> Instructions to follow:
Identify and reproduce every line holding the string "coughing".

Collected data

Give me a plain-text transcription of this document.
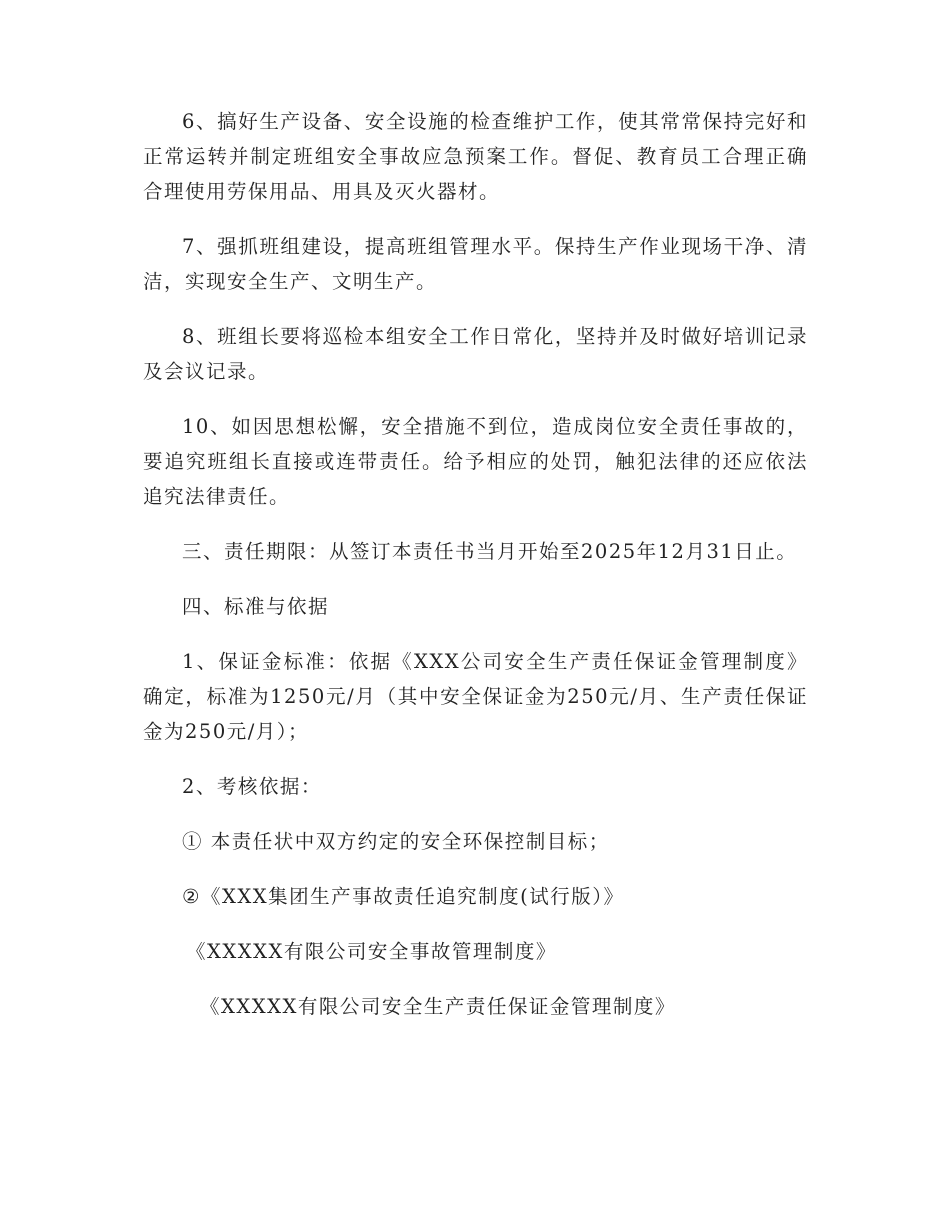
6、搞好生产设备、安全设施的检查维护工作，使其常常保持完好和正常运转并制定班组安全事故应急预案工作。督促、教育员工合理正确合理使用劳保用品、用具及灭火器材。

7、强抓班组建设，提高班组管理水平。保持生产作业现场干净、清洁，实现安全生产、文明生产。

8、班组长要将巡检本组安全工作日常化，坚持并及时做好培训记录及会议记录。

10、如因思想松懈，安全措施不到位，造成岗位安全责任事故的，要追究班组长直接或连带责任。给予相应的处罚，触犯法律的还应依法追究法律责任。

三、责任期限：从签订本责任书当月开始至2025年12月31日止。

四、标准与依据

1、保证金标准：依据《XXX公司安全生产责任保证金管理制度》确定，标准为1250元/月（其中安全保证金为250元/月、生产责任保证金为250元/月）；

2、考核依据：

① 本责任状中双方约定的安全环保控制目标；

②《XXX集团生产事故责任追究制度(试行版）》

《XXXXX有限公司安全事故管理制度》

《XXXXX有限公司安全生产责任保证金管理制度》
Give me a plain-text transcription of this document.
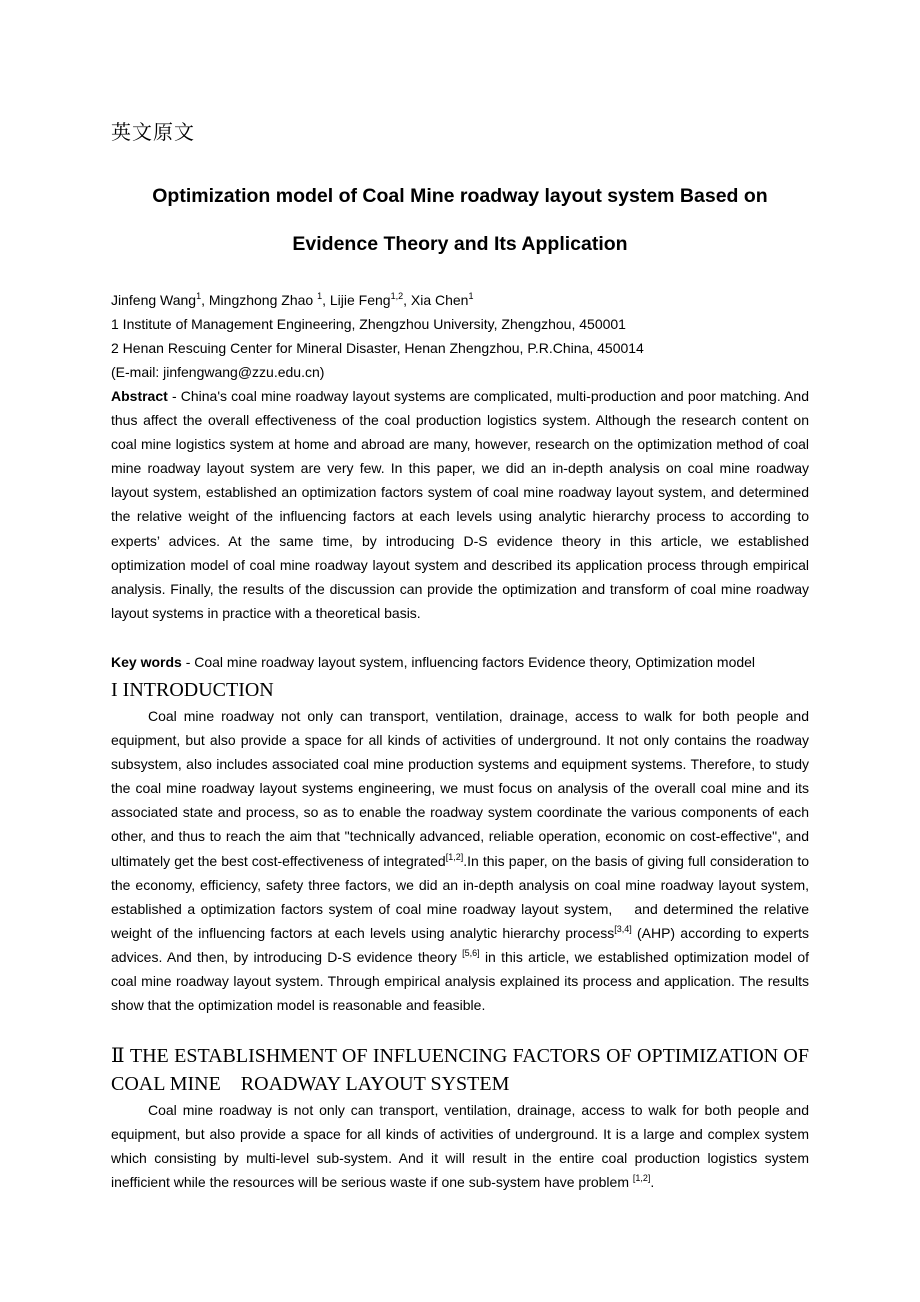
英文原文
Optimization model of Coal Mine roadway layout system Based on
Evidence Theory and Its Application
Jinfeng Wang$^1$, Mingzhong Zhao $^1$, Lijie Feng$^{1,2}$, Xia Chen$^1$
1 Institute of Management Engineering, Zhengzhou University, Zhengzhou, 450001
2 Henan Rescuing Center for Mineral Disaster, Henan Zhengzhou, P.R.China, 450014
(E-mail: jinfengwang@zzu.edu.cn)

Abstract - China's coal mine roadway layout systems are complicated, multi-production and poor matching. And thus affect the overall effectiveness of the coal production logistics system. Although the research content on coal mine logistics system at home and abroad are many, however, research on the optimization method of coal mine roadway layout system are very few. In this paper, we did an in-depth analysis on coal mine roadway layout system, established an optimization factors system of coal mine roadway layout system, and determined the relative weight of the influencing factors at each levels using analytic hierarchy process to according to experts’ advices. At the same time, by introducing D-S evidence theory in this article, we established optimization model of coal mine roadway layout system and described its application process through empirical analysis. Finally, the results of the discussion can provide the optimization and transform of coal mine roadway layout systems in practice with a theoretical basis.

Key words - Coal mine roadway layout system, influencing factors Evidence theory, Optimization model
I INTRODUCTION

Coal mine roadway not only can transport, ventilation, drainage, access to walk for both people and equipment, but also provide a space for all kinds of activities of underground. It not only contains the roadway subsystem, also includes associated coal mine production systems and equipment systems. Therefore, to study the coal mine roadway layout systems engineering, we must focus on analysis of the overall coal mine and its associated state and process, so as to enable the roadway system coordinate the various components of each other, and thus to reach the aim that "technically advanced, reliable operation, economic on cost-effective", and ultimately get the best cost-effectiveness of integrated[1,2].In this paper, on the basis of giving full consideration to the economy, efficiency, safety three factors, we did an in-depth analysis on coal mine roadway layout system, established a optimization factors system of coal mine roadway layout system,    and determined the relative weight of the influencing factors at each levels using analytic hierarchy process[3,4] (AHP) according to experts advices. And then, by introducing D-S evidence theory [5,6] in this article, we established optimization model of coal mine roadway layout system. Through empirical analysis explained its process and application. The results show that the optimization model is reasonable and feasible.

Ⅱ THE ESTABLISHMENT OF INFLUENCING FACTORS OF OPTIMIZATION OF COAL MINE    ROADWAY LAYOUT SYSTEM

Coal mine roadway is not only can transport, ventilation, drainage, access to walk for both people and equipment, but also provide a space for all kinds of activities of underground. It is a large and complex system which consisting by multi-level sub-system. And it will result in the entire coal production logistics system inefficient while the resources will be serious waste if one sub-system have problem [1,2].
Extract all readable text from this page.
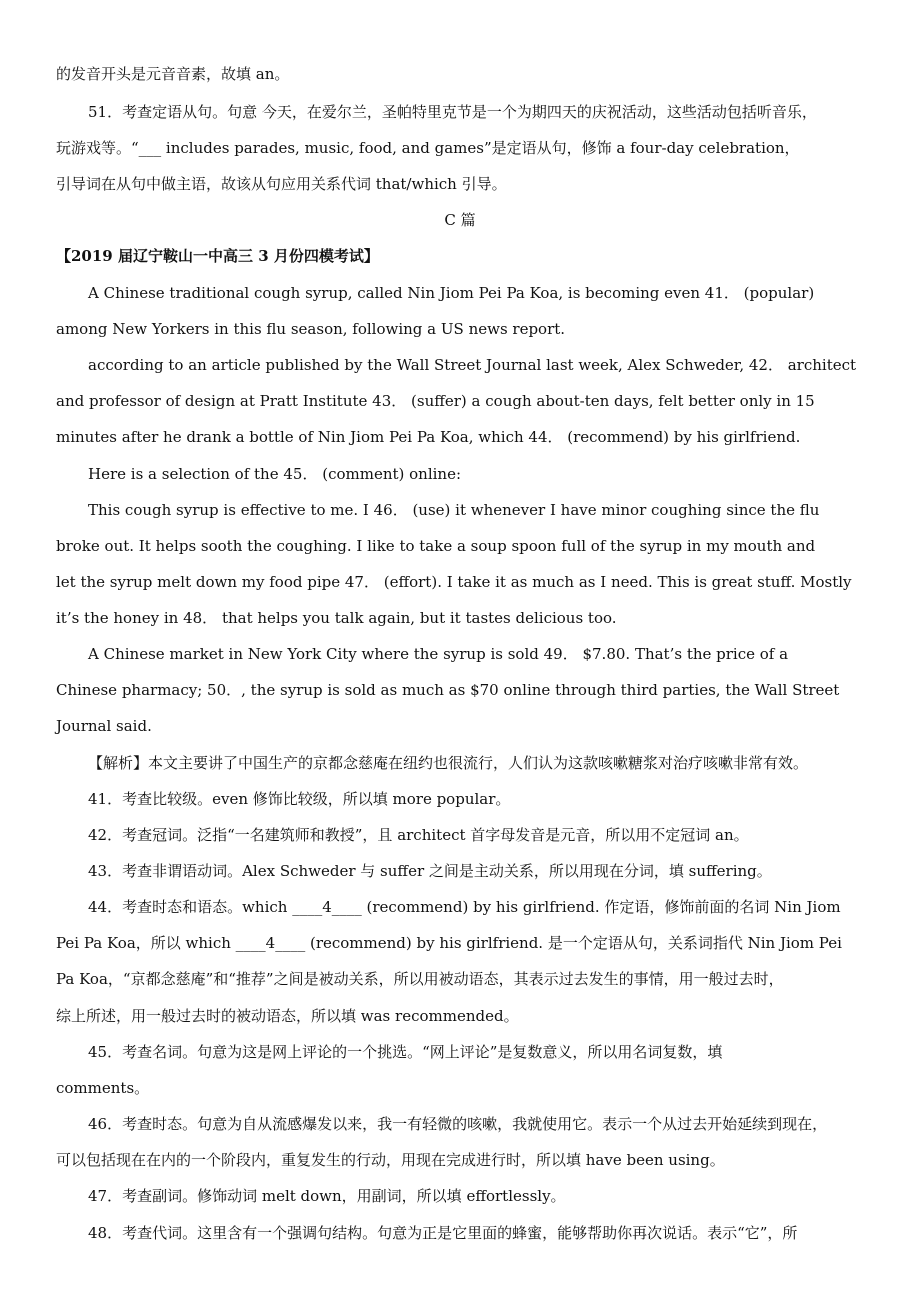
的发音开头是元音音素，故填 an。
51．考查定语从句。句意 今天，在爱尔兰，圣帕特里克节是一个为期四天的庆祝活动，这些活动包括听音乐，
玩游戏等。“___ includes parades, music, food, and games”是定语从句，修饰 a four-day celebration，
引导词在从句中做主语，故该从句应用关系代词 that/which 引导。
C 篇
【2019 届辽宁鞍山一中高三 3 月份四模考试】
A Chinese traditional cough syrup, called Nin Jiom Pei Pa Koa, is becoming even 41． (popular)
among New Yorkers in this flu season, following a US news report.
according to an article published by the Wall Street Journal last week, Alex Schweder, 42． architect
and professor of design at Pratt Institute 43． (suffer) a cough about-ten days, felt better only in 15
minutes after he drank a bottle of Nin Jiom Pei Pa Koa, which 44． (recommend) by his girlfriend.
Here is a selection of the 45． (comment) online:
This cough syrup is effective to me. I 46． (use) it whenever I have minor coughing since the flu
broke out. It helps sooth the coughing. I like to take a soup spoon full of the syrup in my mouth and
let the syrup melt down my food pipe 47． (effort). I take it as much as I need. This is great stuff. Mostly
it’s the honey in 48． that helps you talk again, but it tastes delicious too.
A Chinese market in New York City where the syrup is sold 49． $7.80. That’s the price of a
Chinese pharmacy; 50．, the syrup is sold as much as $70 online through third parties, the Wall Street
Journal said.
【解析】本文主要讲了中国生产的京都念慈庵在纽约也很流行，人们认为这款咳嗽糖浆对治疗咳嗽非常有效。
41．考查比较级。even 修饰比较级，所以填 more popular。
42．考查冠词。泛指“一名建筑师和教授”，且 architect 首字母发音是元音，所以用不定冠词 an。
43．考查非谓语动词。Alex Schweder 与 suffer 之间是主动关系，所以用现在分词，填 suffering。
44．考查时态和语态。which ____4____ (recommend) by his girlfriend. 作定语，修饰前面的名词 Nin Jiom
Pei Pa Koa，所以 which ____4____ (recommend) by his girlfriend. 是一个定语从句，关系词指代 Nin Jiom Pei
Pa Koa，“京都念慈庵”和“推荐”之间是被动关系，所以用被动语态，其表示过去发生的事情，用一般过去时，
综上所述，用一般过去时的被动语态，所以填 was recommended。
45．考查名词。句意为这是网上评论的一个挑选。“网上评论”是复数意义，所以用名词复数，填
comments。
46．考查时态。句意为自从流感爆发以来，我一有轻微的咳嗽，我就使用它。表示一个从过去开始延续到现在，
可以包括现在在内的一个阶段内，重复发生的行动，用现在完成进行时，所以填 have been using。
47．考查副词。修饰动词 melt down，用副词，所以填 effortlessly。
48．考查代词。这里含有一个强调句结构。句意为正是它里面的蜂蜜，能够帮助你再次说话。表示“它”，所
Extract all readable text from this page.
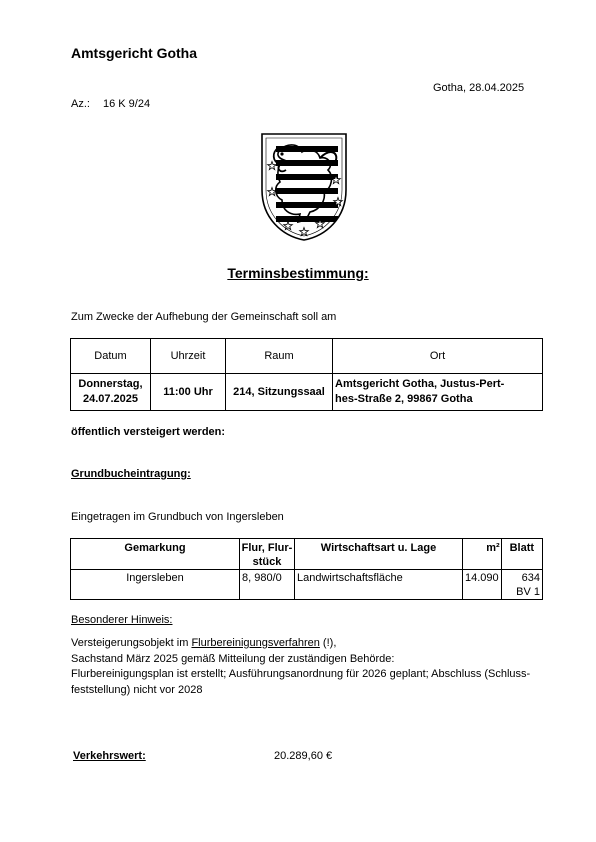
Amtsgericht Gotha
Gotha, 28.04.2025
Az.: 16 K 9/24
Terminsbestimmung:
Zum Zwecke der Aufhebung der Gemeinschaft soll am
Datum	Uhrzeit	Raum	Ort
Donnerstag,
24.07.2025	11:00 Uhr	214, Sitzungssaal	Amtsgericht Gotha, Justus-Pert-
hes-Straße 2, 99867 Gotha
öffentlich versteigert werden:
Grundbucheintragung:
Eingetragen im Grundbuch von Ingersleben
Gemarkung	Flur, Flur-
stück	Wirtschaftsart u. Lage	m²	Blatt
Ingersleben	8, 980/0	Landwirtschaftsfläche	14.090	634
BV 1
Besonderer Hinweis:
Versteigerungsobjekt im Flurbereinigungsverfahren (!),
Sachstand März 2025 gemäß Mitteilung der zuständigen Behörde:
Flurbereinigungsplan ist erstellt; Ausführungsanordnung für 2026 geplant; Abschluss (Schluss-
feststellung) nicht vor 2028
Verkehrswert:	20.289,60 €
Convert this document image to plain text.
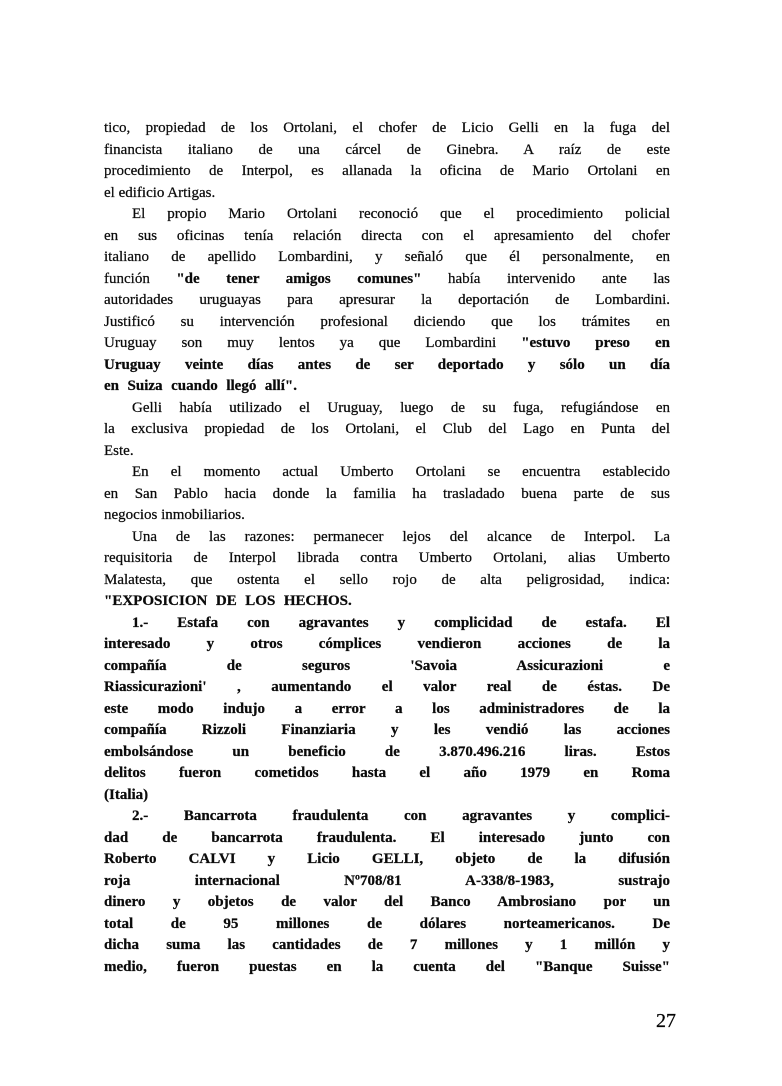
tico, propiedad de los Ortolani, el chofer de Licio Gelli en la fuga del
financista italiano de una cárcel de Ginebra. A raíz de este
procedimiento de Interpol, es allanada la oficina de Mario Ortolani en
el edificio Artigas.
El propio Mario Ortolani reconoció que el procedimiento policial
en sus oficinas tenía relación directa con el apresamiento del chofer
italiano de apellido Lombardini, y señaló que él personalmente, en
función "de tener amigos comunes" había intervenido ante las
autoridades uruguayas para apresurar la deportación de Lombardini.
Justificó su intervención profesional diciendo que los trámites en
Uruguay son muy lentos ya que Lombardini "estuvo preso en
Uruguay veinte días antes de ser deportado y sólo un día
en Suiza cuando llegó allí".
Gelli había utilizado el Uruguay, luego de su fuga, refugiándose en
la exclusiva propiedad de los Ortolani, el Club del Lago en Punta del
Este.
En el momento actual Umberto Ortolani se encuentra establecido
en San Pablo hacia donde la familia ha trasladado buena parte de sus
negocios inmobiliarios.
Una de las razones: permanecer lejos del alcance de Interpol. La
requisitoria de Interpol librada contra Umberto Ortolani, alias Umberto
Malatesta, que ostenta el sello rojo de alta peligrosidad, indica:
"EXPOSICION DE LOS HECHOS.
1.- Estafa con agravantes y complicidad de estafa. El
interesado y otros cómplices vendieron acciones de la
compañía de seguros 'Savoia Assicurazioni e
Riassicurazioni' , aumentando el valor real de éstas. De
este modo indujo a error a los administradores de la
compañía Rizzoli Finanziaria y les vendió las acciones
embolsándose un beneficio de 3.870.496.216 liras. Estos
delitos fueron cometidos hasta el año 1979 en Roma
(Italia)
2.- Bancarrota fraudulenta con agravantes y complici-
dad de bancarrota fraudulenta. El interesado junto con
Roberto CALVI y Licio GELLI, objeto de la difusión
roja internacional Nº708/81 A-338/8-1983, sustrajo
dinero y objetos de valor del Banco Ambrosiano por un
total de 95 millones de dólares norteamericanos. De
dicha suma las cantidades de 7 millones y 1 millón y
medio, fueron puestas en la cuenta del "Banque Suisse"
27
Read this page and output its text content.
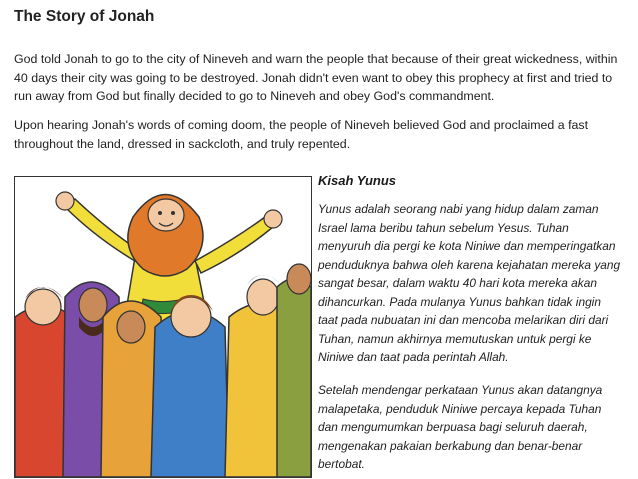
The Story of Jonah
God told Jonah to go to the city of Nineveh and warn the people that because of their great wickedness, within 40 days their city was going to be destroyed. Jonah didn't even want to obey this prophecy at first and tried to run away from God but finally decided to go to Nineveh and obey God's commandment.
Upon hearing Jonah's words of coming doom, the people of Nineveh believed God and proclaimed a fast throughout the land, dressed in sackcloth, and truly repented.
Kisah Yunus
Yunus adalah seorang nabi yang hidup dalam zaman Israel lama beribu tahun sebelum Yesus. Tuhan menyuruh dia pergi ke kota Niniwe dan memperingatkan penduduknya bahwa oleh karena kejahatan mereka yang sangat besar, dalam waktu 40 hari kota mereka akan dihancurkan. Pada mulanya Yunus bahkan tidak ingin taat pada nubuatan ini dan mencoba melarikan diri dari Tuhan, namun akhirnya memutuskan untuk pergi ke Niniwe dan taat pada perintah Allah.
Setelah mendengar perkataan Yunus akan datangnya malapetaka, penduduk Niniwe percaya kepada Tuhan dan mengumumkan berpuasa bagi seluruh daerah, mengenakan pakaian berkabung dan benar-benar bertobat.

> Response to this exercise:
This cough syrup is effective to me. I 46． (use) it whenever I have minor coughing since the flu
broke out. It helps sooth the coughing. I like to take a soup spoon full of the syrup in my mouth and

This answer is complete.